_WHAT TO DO:_ Write the material out again exactly.

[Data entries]
** Start **
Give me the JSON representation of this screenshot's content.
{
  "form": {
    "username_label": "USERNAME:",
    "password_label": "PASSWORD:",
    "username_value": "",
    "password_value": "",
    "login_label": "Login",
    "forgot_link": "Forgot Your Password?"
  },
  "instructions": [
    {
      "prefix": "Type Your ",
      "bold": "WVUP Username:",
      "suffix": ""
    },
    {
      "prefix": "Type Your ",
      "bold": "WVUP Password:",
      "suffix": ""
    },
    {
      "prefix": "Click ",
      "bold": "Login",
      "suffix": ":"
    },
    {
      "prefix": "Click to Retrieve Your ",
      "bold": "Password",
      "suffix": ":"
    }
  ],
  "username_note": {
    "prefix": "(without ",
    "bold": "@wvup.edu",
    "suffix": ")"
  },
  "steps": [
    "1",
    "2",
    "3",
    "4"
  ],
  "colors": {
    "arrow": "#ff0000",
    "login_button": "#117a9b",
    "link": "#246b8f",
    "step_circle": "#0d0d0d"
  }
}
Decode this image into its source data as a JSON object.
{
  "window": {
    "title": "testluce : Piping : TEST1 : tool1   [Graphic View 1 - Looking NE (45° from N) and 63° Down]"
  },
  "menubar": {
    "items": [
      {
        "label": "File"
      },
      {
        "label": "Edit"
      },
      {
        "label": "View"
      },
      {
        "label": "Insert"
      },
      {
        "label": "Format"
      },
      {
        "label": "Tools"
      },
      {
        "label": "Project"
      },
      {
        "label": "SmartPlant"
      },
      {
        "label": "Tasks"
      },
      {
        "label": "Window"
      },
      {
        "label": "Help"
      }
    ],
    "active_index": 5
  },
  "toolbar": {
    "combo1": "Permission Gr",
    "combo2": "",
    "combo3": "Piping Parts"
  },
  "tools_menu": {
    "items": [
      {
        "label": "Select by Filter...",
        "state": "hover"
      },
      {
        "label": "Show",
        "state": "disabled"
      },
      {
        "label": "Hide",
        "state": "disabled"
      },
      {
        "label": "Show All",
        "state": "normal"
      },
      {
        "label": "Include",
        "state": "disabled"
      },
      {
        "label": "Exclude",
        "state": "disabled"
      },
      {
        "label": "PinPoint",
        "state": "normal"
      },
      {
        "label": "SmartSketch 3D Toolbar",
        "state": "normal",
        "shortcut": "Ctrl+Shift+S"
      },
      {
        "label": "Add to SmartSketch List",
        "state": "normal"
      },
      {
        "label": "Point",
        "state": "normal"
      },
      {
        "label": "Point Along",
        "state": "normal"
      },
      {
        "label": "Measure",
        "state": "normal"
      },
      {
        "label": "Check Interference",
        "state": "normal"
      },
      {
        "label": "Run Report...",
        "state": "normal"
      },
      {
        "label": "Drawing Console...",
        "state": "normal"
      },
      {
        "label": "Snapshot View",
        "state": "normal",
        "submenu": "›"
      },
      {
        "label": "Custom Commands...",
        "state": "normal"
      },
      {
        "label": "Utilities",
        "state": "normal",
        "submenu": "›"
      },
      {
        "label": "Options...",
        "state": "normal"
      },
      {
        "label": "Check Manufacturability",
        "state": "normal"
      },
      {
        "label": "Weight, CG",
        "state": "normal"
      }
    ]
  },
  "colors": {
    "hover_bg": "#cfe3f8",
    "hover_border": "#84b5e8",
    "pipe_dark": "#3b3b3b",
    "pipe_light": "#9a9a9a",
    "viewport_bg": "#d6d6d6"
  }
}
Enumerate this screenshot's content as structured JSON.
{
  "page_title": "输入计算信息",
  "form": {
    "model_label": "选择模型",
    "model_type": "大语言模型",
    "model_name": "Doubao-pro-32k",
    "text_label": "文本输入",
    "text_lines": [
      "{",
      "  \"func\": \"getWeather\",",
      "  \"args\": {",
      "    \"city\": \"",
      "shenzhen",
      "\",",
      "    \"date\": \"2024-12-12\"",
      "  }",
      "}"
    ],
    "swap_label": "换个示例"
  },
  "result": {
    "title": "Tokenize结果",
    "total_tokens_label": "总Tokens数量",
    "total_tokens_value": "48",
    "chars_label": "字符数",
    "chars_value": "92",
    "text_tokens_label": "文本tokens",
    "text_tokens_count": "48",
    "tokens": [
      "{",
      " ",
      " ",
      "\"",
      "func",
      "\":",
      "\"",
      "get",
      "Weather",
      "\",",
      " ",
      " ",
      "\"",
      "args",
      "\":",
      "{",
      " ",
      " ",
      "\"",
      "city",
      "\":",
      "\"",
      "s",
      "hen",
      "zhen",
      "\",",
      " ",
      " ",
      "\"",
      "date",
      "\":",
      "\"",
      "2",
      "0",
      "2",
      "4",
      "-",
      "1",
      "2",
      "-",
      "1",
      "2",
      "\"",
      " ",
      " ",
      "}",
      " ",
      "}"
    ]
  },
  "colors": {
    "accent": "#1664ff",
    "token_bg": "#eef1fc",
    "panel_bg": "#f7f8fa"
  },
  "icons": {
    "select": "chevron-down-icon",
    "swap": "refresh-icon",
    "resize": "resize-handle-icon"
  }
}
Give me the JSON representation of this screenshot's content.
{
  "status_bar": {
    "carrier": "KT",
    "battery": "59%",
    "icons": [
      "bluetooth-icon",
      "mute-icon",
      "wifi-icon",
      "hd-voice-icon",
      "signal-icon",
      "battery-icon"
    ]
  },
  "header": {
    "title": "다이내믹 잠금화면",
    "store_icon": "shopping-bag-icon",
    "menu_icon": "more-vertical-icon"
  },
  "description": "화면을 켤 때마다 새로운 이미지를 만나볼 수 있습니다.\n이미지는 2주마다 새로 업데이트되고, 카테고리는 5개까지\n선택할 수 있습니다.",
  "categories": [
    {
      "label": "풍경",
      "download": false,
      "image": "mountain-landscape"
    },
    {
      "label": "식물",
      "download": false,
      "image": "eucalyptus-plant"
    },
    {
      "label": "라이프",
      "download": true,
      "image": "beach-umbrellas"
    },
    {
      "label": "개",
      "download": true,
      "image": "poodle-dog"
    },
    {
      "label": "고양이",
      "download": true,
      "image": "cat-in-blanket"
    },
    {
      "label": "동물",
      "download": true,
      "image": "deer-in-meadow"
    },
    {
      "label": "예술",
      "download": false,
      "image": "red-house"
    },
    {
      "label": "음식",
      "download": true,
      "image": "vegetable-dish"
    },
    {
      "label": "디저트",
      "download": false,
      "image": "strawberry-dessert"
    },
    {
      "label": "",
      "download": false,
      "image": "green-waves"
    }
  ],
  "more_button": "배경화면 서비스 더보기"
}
** End **
_FULL SOLUTION:_
Give me the JSON representation of this screenshot's content.
{
  "form": {
    "username_label": "USERNAME:",
    "password_label": "PASSWORD:",
    "username_value": "",
    "password_value": "",
    "login_label": "Login",
    "forgot_link": "Forgot Your Password?"
  },
  "instructions": [
    {
      "prefix": "Type Your ",
      "bold": "WVUP Username:",
      "suffix": ""
    },
    {
      "prefix": "Type Your ",
      "bold": "WVUP Password:",
      "suffix": ""
    },
    {
      "prefix": "Click ",
      "bold": "Login",
      "suffix": ":"
    },
    {
      "prefix": "Click to Retrieve Your ",
      "bold": "Password",
      "suffix": ":"
    }
  ],
  "username_note": {
    "prefix": "(without ",
    "bold": "@wvup.edu",
    "suffix": ")"
  },
  "steps": [
    "1",
    "2",
    "3",
    "4"
  ],
  "colors": {
    "arrow": "#ff0000",
    "login_button": "#117a9b",
    "link": "#246b8f",
    "step_circle": "#0d0d0d"
  }
}
Decode this image into its source data as a JSON object.
{
  "window": {
    "title": "testluce : Piping : TEST1 : tool1   [Graphic View 1 - Looking NE (45° from N) and 63° Down]"
  },
  "menubar": {
    "items": [
      {
        "label": "File"
      },
      {
        "label": "Edit"
      },
      {
        "label": "View"
      },
      {
        "label": "Insert"
      },
      {
        "label": "Format"
      },
      {
        "label": "Tools"
      },
      {
        "label": "Project"
      },
      {
        "label": "SmartPlant"
      },
      {
        "label": "Tasks"
      },
      {
        "label": "Window"
      },
      {
        "label": "Help"
      }
    ],
    "active_index": 5
  },
  "toolbar": {
    "combo1": "Permission Gr",
    "combo2": "",
    "combo3": "Piping Parts"
  },
  "tools_menu": {
    "items": [
      {
        "label": "Select by Filter...",
        "state": "hover"
      },
      {
        "label": "Show",
        "state": "disabled"
      },
      {
        "label": "Hide",
        "state": "disabled"
      },
      {
        "label": "Show All",
        "state": "normal"
      },
      {
        "label": "Include",
        "state": "disabled"
      },
      {
        "label": "Exclude",
        "state": "disabled"
      },
      {
        "label": "PinPoint",
        "state": "normal"
      },
      {
        "label": "SmartSketch 3D Toolbar",
        "state": "normal",
        "shortcut": "Ctrl+Shift+S"
      },
      {
        "label": "Add to SmartSketch List",
        "state": "normal"
      },
      {
        "label": "Point",
        "state": "normal"
      },
      {
        "label": "Point Along",
        "state": "normal"
      },
      {
        "label": "Measure",
        "state": "normal"
      },
      {
        "label": "Check Interference",
        "state": "normal"
      },
      {
        "label": "Run Report...",
        "state": "normal"
      },
      {
        "label": "Drawing Console...",
        "state": "normal"
      },
      {
        "label": "Snapshot View",
        "state": "normal",
        "submenu": "›"
      },
      {
        "label": "Custom Commands...",
        "state": "normal"
      },
      {
        "label": "Utilities",
        "state": "normal",
        "submenu": "›"
      },
      {
        "label": "Options...",
        "state": "normal"
      },
      {
        "label": "Check Manufacturability",
        "state": "normal"
      },
      {
        "label": "Weight, CG",
        "state": "normal"
      }
    ]
  },
  "colors": {
    "hover_bg": "#cfe3f8",
    "hover_border": "#84b5e8",
    "pipe_dark": "#3b3b3b",
    "pipe_light": "#9a9a9a",
    "viewport_bg": "#d6d6d6"
  }
}
Enumerate this screenshot's content as structured JSON.
{
  "page_title": "输入计算信息",
  "form": {
    "model_label": "选择模型",
    "model_type": "大语言模型",
    "model_name": "Doubao-pro-32k",
    "text_label": "文本输入",
    "text_lines": [
      "{",
      "  \"func\": \"getWeather\",",
      "  \"args\": {",
      "    \"city\": \"",
      "shenzhen",
      "\",",
      "    \"date\": \"2024-12-12\"",
      "  }",
      "}"
    ],
    "swap_label": "换个示例"
  },
  "result": {
    "title": "Tokenize结果",
    "total_tokens_label": "总Tokens数量",
    "total_tokens_value": "48",
    "chars_label": "字符数",
    "chars_value": "92",
    "text_tokens_label": "文本tokens",
    "text_tokens_count": "48",
    "tokens": [
      "{",
      " ",
      " ",
      "\"",
      "func",
      "\":",
      "\"",
      "get",
      "Weather",
      "\",",
      " ",
      " ",
      "\"",
      "args",
      "\":",
      "{",
      " ",
      " ",
      "\"",
      "city",
      "\":",
      "\"",
      "s",
      "hen",
      "zhen",
      "\",",
      " ",
      " ",
      "\"",
      "date",
      "\":",
      "\"",
      "2",
      "0",
      "2",
      "4",
      "-",
      "1",
      "2",
      "-",
      "1",
      "2",
      "\"",
      " ",
      " ",
      "}",
      " ",
      "}"
    ]
  },
  "colors": {
    "accent": "#1664ff",
    "token_bg": "#eef1fc",
    "panel_bg": "#f7f8fa"
  },
  "icons": {
    "select": "chevron-down-icon",
    "swap": "refresh-icon",
    "resize": "resize-handle-icon"
  }
}
Give me the JSON representation of this screenshot's content.
{
  "status_bar": {
    "carrier": "KT",
    "battery": "59%",
    "icons": [
      "bluetooth-icon",
      "mute-icon",
      "wifi-icon",
      "hd-voice-icon",
      "signal-icon",
      "battery-icon"
    ]
  },
  "header": {
    "title": "다이내믹 잠금화면",
    "store_icon": "shopping-bag-icon",
    "menu_icon": "more-vertical-icon"
  },
  "description": "화면을 켤 때마다 새로운 이미지를 만나볼 수 있습니다.\n이미지는 2주마다 새로 업데이트되고, 카테고리는 5개까지\n선택할 수 있습니다.",
  "categories": [
    {
      "label": "풍경",
      "download": false,
      "image": "mountain-landscape"
    },
    {
      "label": "식물",
      "download": false,
      "image": "eucalyptus-plant"
    },
    {
      "label": "라이프",
      "download": true,
      "image": "beach-umbrellas"
    },
    {
      "label": "개",
      "download": true,
      "image": "poodle-dog"
    },
    {
      "label": "고양이",
      "download": true,
      "image": "cat-in-blanket"
    },
    {
      "label": "동물",
      "download": true,
      "image": "deer-in-meadow"
    },
    {
      "label": "예술",
      "download": false,
      "image": "red-house"
    },
    {
      "label": "음식",
      "download": true,
      "image": "vegetable-dish"
    },
    {
      "label": "디저트",
      "download": false,
      "image": "strawberry-dessert"
    },
    {
      "label": "",
      "download": false,
      "image": "green-waves"
    }
  ],
  "more_button": "배경화면 서비스 더보기"
}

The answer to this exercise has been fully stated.